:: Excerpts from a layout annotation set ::

Start

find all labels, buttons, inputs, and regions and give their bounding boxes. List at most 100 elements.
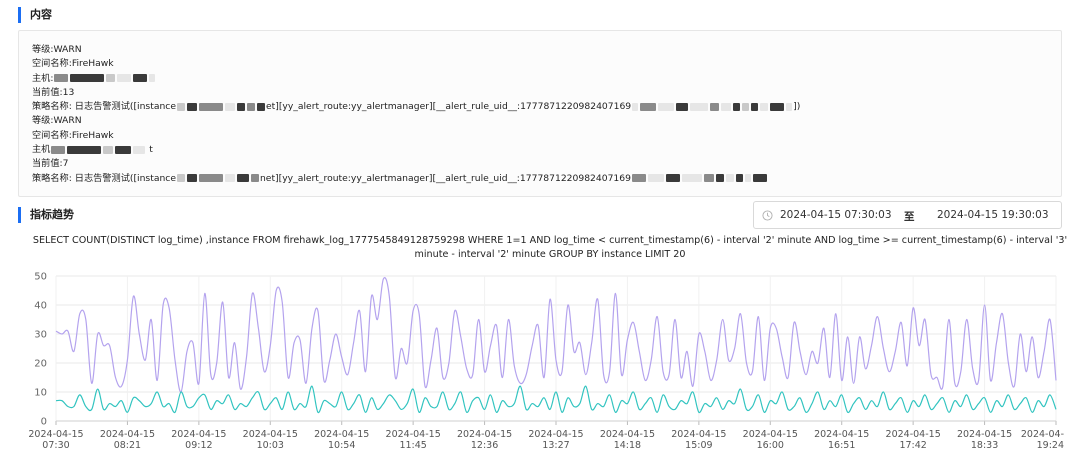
- x-tick-label-time: 10:54: [328, 440, 355, 451]
- redacted-mask: [665, 174, 680, 183]
- x-tick-label-time: 12:36: [471, 440, 498, 451]
- redacted-mask: [733, 102, 741, 111]
- x-tick-label-time: 09:12: [185, 440, 212, 451]
- alert-1-policy-prefix: 策略名称: 日志告警测试([instance: [32, 101, 176, 113]
- redacted-mask: [658, 102, 675, 111]
- clock-icon: [762, 210, 773, 221]
- redacted-mask: [149, 74, 156, 83]
- redacted-mask: [690, 102, 709, 111]
- redacted-mask: [752, 174, 767, 183]
- time-range-separator: 至: [904, 211, 915, 223]
- x-tick-label-time: 19:24: [1037, 440, 1064, 451]
- redacted-mask: [703, 174, 714, 183]
- redacted-mask: [51, 145, 66, 154]
- redacted-mask: [681, 174, 702, 183]
- x-tick-label-time: 16:00: [757, 440, 784, 451]
- x-tick-label-time: 13:27: [542, 440, 569, 451]
- redacted-mask: [246, 102, 255, 111]
- x-tick-label-date: 2024-04-15: [814, 429, 869, 440]
- redacted-mask: [106, 74, 116, 83]
- time-range-picker[interactable]: 2024-04-15 07:30:03 至 2024-04-15 19:30:0…: [753, 201, 1062, 229]
- x-tick-label-date: 2024-04-15: [386, 429, 441, 440]
- y-tick-label: 0: [41, 417, 47, 428]
- redacted-mask: [710, 102, 720, 111]
- redacted-mask: [133, 145, 146, 154]
- alert-content-box: 等级:WARN 空间名称:FireHawk 主机: 当前值:13 策略名称: 日…: [18, 30, 1062, 197]
- x-tick-label-date: 2024-04-15: [528, 429, 583, 440]
- chart-y-axis: 0 10 20 30 40 50: [34, 272, 47, 428]
- redacted-mask: [70, 74, 105, 83]
- redacted-mask: [186, 102, 197, 111]
- metric-trend-chart: 01020304050 2024-04-1507:302024-04-1508:…: [28, 272, 1064, 452]
- y-tick-label: 30: [34, 330, 47, 341]
- y-tick-label: 20: [34, 359, 47, 370]
- x-tick-label-time: 10:03: [257, 440, 284, 451]
- x-tick-label-date: 2024-04-15: [243, 429, 298, 440]
- section-title-content: 内容: [18, 7, 52, 23]
- x-tick-label-date: 2024-04-15: [671, 429, 726, 440]
- alert-1-policy-mid: et][yy_alert_route:yy_alertmanager][__al…: [265, 101, 632, 113]
- x-tick-label-date: 2024-04-15: [28, 429, 83, 440]
- alert-2-level: 等级:WARN: [32, 115, 82, 127]
- redacted-mask: [103, 145, 114, 154]
- y-tick-label: 40: [34, 301, 47, 312]
- alert-1-space: 空间名称:FireHawk: [32, 58, 114, 70]
- x-tick-label-date: 2024-04-15: [743, 429, 798, 440]
- redacted-mask: [236, 174, 249, 183]
- redacted-mask: [236, 102, 245, 111]
- query-text: SELECT COUNT(DISTINCT log_time) ,instanc…: [20, 234, 1080, 261]
- alert-1-policy-end: ]): [793, 101, 801, 113]
- redacted-mask: [744, 174, 751, 183]
- redacted-mask: [133, 74, 148, 83]
- x-tick-label-date: 2024-04-: [1021, 429, 1064, 440]
- y-tick-label: 10: [34, 388, 47, 399]
- redacted-mask: [117, 74, 132, 83]
- redacted-mask: [735, 174, 743, 183]
- x-tick-label-date: 2024-04-15: [600, 429, 655, 440]
- x-tick-label-time: 14:18: [614, 440, 641, 451]
- alert-2-host-suffix: t: [149, 144, 153, 156]
- redacted-mask: [631, 174, 646, 183]
- alert-1-host: 主机:: [32, 72, 800, 86]
- redacted-mask: [760, 102, 769, 111]
- time-range-start[interactable]: 2024-04-15 07:30:03: [780, 209, 892, 221]
- query-line-1: SELECT COUNT(DISTINCT log_time) ,instanc…: [32, 235, 1068, 246]
- redacted-mask: [250, 174, 259, 183]
- x-tick-label-date: 2024-04-15: [957, 429, 1012, 440]
- redacted-mask: [176, 102, 185, 111]
- redacted-mask: [721, 102, 732, 111]
- redacted-mask: [224, 174, 235, 183]
- time-range-end[interactable]: 2024-04-15 19:30:03: [937, 209, 1049, 221]
- redacted-mask: [770, 102, 785, 111]
- alert-1-level: 等级:WARN: [32, 44, 82, 55]
- x-tick-label-time: 08:21: [114, 440, 141, 451]
- redacted-mask: [676, 102, 689, 111]
- redacted-mask: [186, 174, 197, 183]
- alert-1-value: 当前值:13: [32, 86, 75, 98]
- x-tick-label-time: 16:51: [828, 440, 855, 451]
- alert-2-space: 空间名称:FireHawk: [32, 129, 114, 141]
- alert-2-policy: 策略名称: 日志告警测试([instance net][yy_alert_rout…: [32, 172, 800, 186]
- x-tick-label-time: 18:33: [971, 440, 998, 451]
- redacted-mask: [256, 102, 265, 111]
- redacted-mask: [67, 145, 102, 154]
- redacted-mask: [115, 145, 132, 154]
- redacted-mask: [715, 174, 724, 183]
- alert-content-lines: 等级:WARN 空间名称:FireHawk 主机: 当前值:13 策略名称: 日…: [32, 43, 800, 186]
- redacted-mask: [751, 102, 759, 111]
- alert-2-value: 当前值:7: [32, 158, 69, 170]
- x-tick-label-date: 2024-04-15: [457, 429, 512, 440]
- query-line-2: minute - interval '2' minute GROUP BY in…: [414, 248, 686, 260]
- redacted-mask: [742, 102, 750, 111]
- redacted-mask: [725, 174, 734, 183]
- x-tick-label-time: 15:09: [685, 440, 712, 451]
- alert-1-host-label: 主机:: [32, 72, 54, 84]
- chart-x-axis: 2024-04-1507:302024-04-1508:212024-04-15…: [28, 420, 1064, 451]
- x-tick-label-date: 2024-04-15: [171, 429, 226, 440]
- redacted-mask: [786, 102, 793, 111]
- redacted-mask: [54, 74, 69, 83]
- redacted-mask: [176, 174, 185, 183]
- redacted-mask: [640, 102, 657, 111]
- x-tick-label-date: 2024-04-15: [100, 429, 155, 440]
- alert-2-host-label: 主机: [32, 144, 51, 156]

End

:: THE PROBLEM ::
Express the lines starting at the one containing "- x-tick-label-time: 10:54: [328, 440, 355, 451]" and ending at the one containing "- time-range-picker[interactable]: 2024-04-15" as a JSON list of strings, one string per line.

:: SOLUTION TO THE EXERCISE ::
[
  "- x-tick-label-time: 10:54: [328, 440, 355, 451]",
  "- redacted-mask: [665, 174, 680, 183]",
  "- x-tick-label-time: 12:36: [471, 440, 498, 451]",
  "- redacted-mask: [733, 102, 741, 111]",
  "- x-tick-label-time: 09:12: [185, 440, 212, 451]",
  "- alert-1-policy-prefix: 策略名称: 日志告警测试([instance: [32, 101, 176, 113]",
  "- redacted-mask: [658, 102, 675, 111]",
  "- clock-icon: [762, 210, 773, 221]",
  "- redacted-mask: [149, 74, 156, 83]",
  "- redacted-mask: [690, 102, 709, 111]",
  "- redacted-mask: [752, 174, 767, 183]",
  "- time-range-separator: 至: [904, 211, 915, 223]",
  "- x-tick-label-time: 19:24: [1037, 440, 1064, 451]",
  "- redacted-mask: [703, 174, 714, 183]",
  "- redacted-mask: [51, 145, 66, 154]",
  "- redacted-mask: [681, 174, 702, 183]",
  "- x-tick-label-time: 16:00: [757, 440, 784, 451]",
  "- x-tick-label-time: 13:27: [542, 440, 569, 451]",
  "- redacted-mask: [246, 102, 255, 111]",
  "- x-tick-label-date: 2024-04-15: [814, 429, 869, 440]",
  "- redacted-mask: [106, 74, 116, 83]",
  "- time-range-picker[interactable]: 2024-04-15 07:30:03 至 2024-04-15 19:30:0…: [753, 201, 1062, 229]"
]